CHALLENGE: Find the word "muted" in the data. Return every line where it appears.

Entries with figure data:

□ □ □ □ □ □ □

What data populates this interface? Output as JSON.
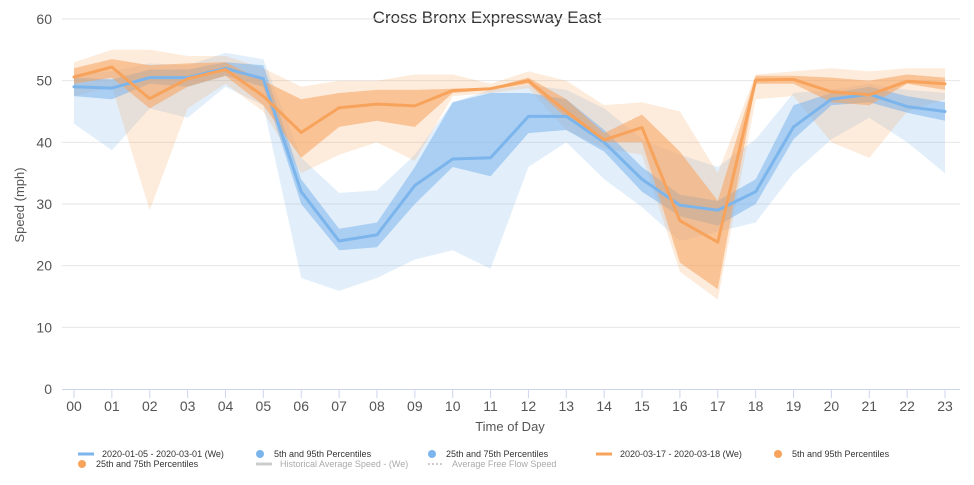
{
  "chart_data": {
    "type": "line",
    "title": "Cross Bronx Expressway East",
    "xlabel": "Time of Day",
    "ylabel": "Speed (mph)",
    "categories": [
      "00",
      "01",
      "02",
      "03",
      "04",
      "05",
      "06",
      "07",
      "08",
      "09",
      "10",
      "11",
      "12",
      "13",
      "14",
      "15",
      "16",
      "17",
      "18",
      "19",
      "20",
      "21",
      "22",
      "23"
    ],
    "yticks": [
      "0",
      "10",
      "20",
      "30",
      "40",
      "50",
      "60"
    ],
    "ylim": [
      0,
      60
    ],
    "grid": true,
    "legend_position": "bottom",
    "series": [
      {
        "name": "2020-01-05 - 2020-03-01 (We)",
        "color": "#7cb5ec",
        "values": [
          49,
          48.8,
          50.5,
          50.5,
          52,
          50.3,
          32,
          24,
          25,
          33,
          37.3,
          37.5,
          44.2,
          44.2,
          40,
          34,
          29.8,
          29,
          32,
          42.5,
          47,
          47.8,
          45.8,
          45
        ],
        "p25_75": [
          [
            47.5,
            50.5
          ],
          [
            47,
            50.2
          ],
          [
            49.5,
            51.8
          ],
          [
            49,
            51.8
          ],
          [
            50.8,
            53
          ],
          [
            49,
            52.5
          ],
          [
            30,
            34
          ],
          [
            22.5,
            26
          ],
          [
            23,
            27
          ],
          [
            30,
            36
          ],
          [
            36,
            46.5
          ],
          [
            34.5,
            48
          ],
          [
            41.5,
            48
          ],
          [
            42,
            47
          ],
          [
            38.5,
            42
          ],
          [
            32,
            36
          ],
          [
            28,
            31.5
          ],
          [
            26.5,
            30.5
          ],
          [
            30,
            34
          ],
          [
            40.5,
            46
          ],
          [
            46,
            48
          ],
          [
            46.5,
            49
          ],
          [
            44.8,
            47.5
          ],
          [
            43.5,
            46.5
          ]
        ],
        "p5_95": [
          [
            43,
            51
          ],
          [
            38.7,
            51.5
          ],
          [
            45.5,
            52.8
          ],
          [
            44,
            52.5
          ],
          [
            49,
            54.5
          ],
          [
            46,
            53.5
          ],
          [
            18,
            37.5
          ],
          [
            15.9,
            31.8
          ],
          [
            18,
            32.2
          ],
          [
            21,
            38
          ],
          [
            22.5,
            46.5
          ],
          [
            19.5,
            48.5
          ],
          [
            36,
            49.3
          ],
          [
            40,
            48.5
          ],
          [
            34,
            45.5
          ],
          [
            29.5,
            40.5
          ],
          [
            24,
            38
          ],
          [
            25.5,
            36
          ],
          [
            27,
            40.5
          ],
          [
            35,
            48
          ],
          [
            40.5,
            48.5
          ],
          [
            44,
            49.5
          ],
          [
            40,
            48.5
          ],
          [
            35,
            48
          ]
        ]
      },
      {
        "name": "2020-03-17 - 2020-03-18 (We)",
        "color": "#f7a35c",
        "values": [
          50.6,
          52.2,
          47.1,
          50.3,
          51.8,
          47.5,
          41.6,
          45.6,
          46.2,
          45.9,
          48.4,
          48.7,
          50.0,
          45,
          40.4,
          42.4,
          27.3,
          23.8,
          50.1,
          50.2,
          48.2,
          47.7,
          49.9,
          49.5
        ],
        "p25_75": [
          [
            49.5,
            52
          ],
          [
            50.5,
            53.5
          ],
          [
            45.5,
            52.5
          ],
          [
            49,
            52.8
          ],
          [
            50.8,
            53
          ],
          [
            46,
            50
          ],
          [
            37.5,
            47
          ],
          [
            42.5,
            48
          ],
          [
            43.5,
            48.5
          ],
          [
            42.5,
            48.5
          ],
          [
            48,
            48.7
          ],
          [
            48.5,
            48.8
          ],
          [
            49.5,
            50.5
          ],
          [
            44,
            47
          ],
          [
            40,
            41.5
          ],
          [
            40,
            44.5
          ],
          [
            20.5,
            38.5
          ],
          [
            16.2,
            30.5
          ],
          [
            49.5,
            50.8
          ],
          [
            49.5,
            50.8
          ],
          [
            46.5,
            50.5
          ],
          [
            46,
            50
          ],
          [
            49.5,
            51
          ],
          [
            48.5,
            50.5
          ]
        ],
        "p5_95": [
          [
            47.5,
            53
          ],
          [
            49,
            55
          ],
          [
            29,
            55
          ],
          [
            45.5,
            54
          ],
          [
            49.5,
            54
          ],
          [
            45,
            52
          ],
          [
            35,
            49
          ],
          [
            38,
            50
          ],
          [
            40,
            50
          ],
          [
            37,
            51
          ],
          [
            47.5,
            51
          ],
          [
            48,
            49.5
          ],
          [
            48.8,
            51.5
          ],
          [
            42,
            50
          ],
          [
            39,
            46
          ],
          [
            38,
            46.5
          ],
          [
            19,
            45
          ],
          [
            14.5,
            35
          ],
          [
            47,
            51
          ],
          [
            47.5,
            51.5
          ],
          [
            40,
            52
          ],
          [
            37.5,
            51.5
          ],
          [
            45,
            52
          ],
          [
            47,
            52
          ]
        ]
      }
    ],
    "legend": [
      {
        "label": "2020-01-05 - 2020-03-01 (We)",
        "symbol": "line",
        "color": "#7cb5ec"
      },
      {
        "label": "5th and 95th Percentiles",
        "symbol": "dot",
        "color": "#7cb5ec"
      },
      {
        "label": "25th and 75th Percentiles",
        "symbol": "dot",
        "color": "#7cb5ec"
      },
      {
        "label": "2020-03-17 - 2020-03-18 (We)",
        "symbol": "line",
        "color": "#f7a35c"
      },
      {
        "label": "5th and 95th Percentiles",
        "symbol": "dot",
        "color": "#f7a35c"
      },
      {
        "label": "25th and 75th Percentiles",
        "symbol": "dot",
        "color": "#f7a35c"
      },
      {
        "label": "Historical Average Speed - (We)",
        "symbol": "line-muted",
        "color": "#cccccc"
      },
      {
        "label": "Average Free Flow Speed",
        "symbol": "dotted-muted",
        "color": "#cccccc"
      }
    ]
  }
}
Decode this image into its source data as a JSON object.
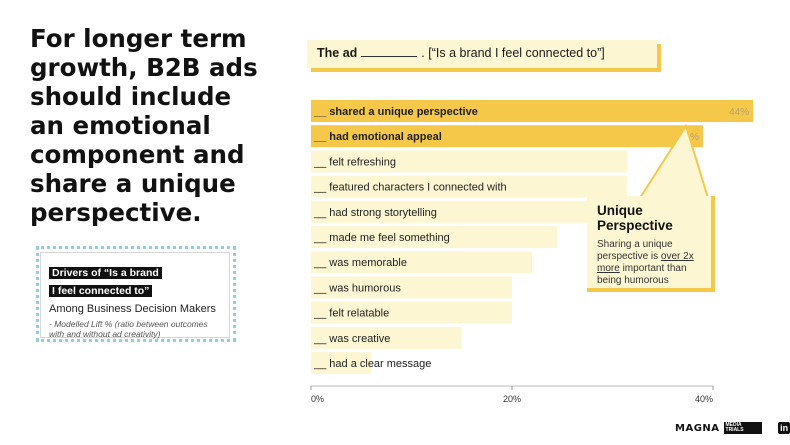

□ □ □ □ □ □ □

EXERCISE ANSWER:
        "symbol": "line-muted",
        "symbol": "dotted-muted",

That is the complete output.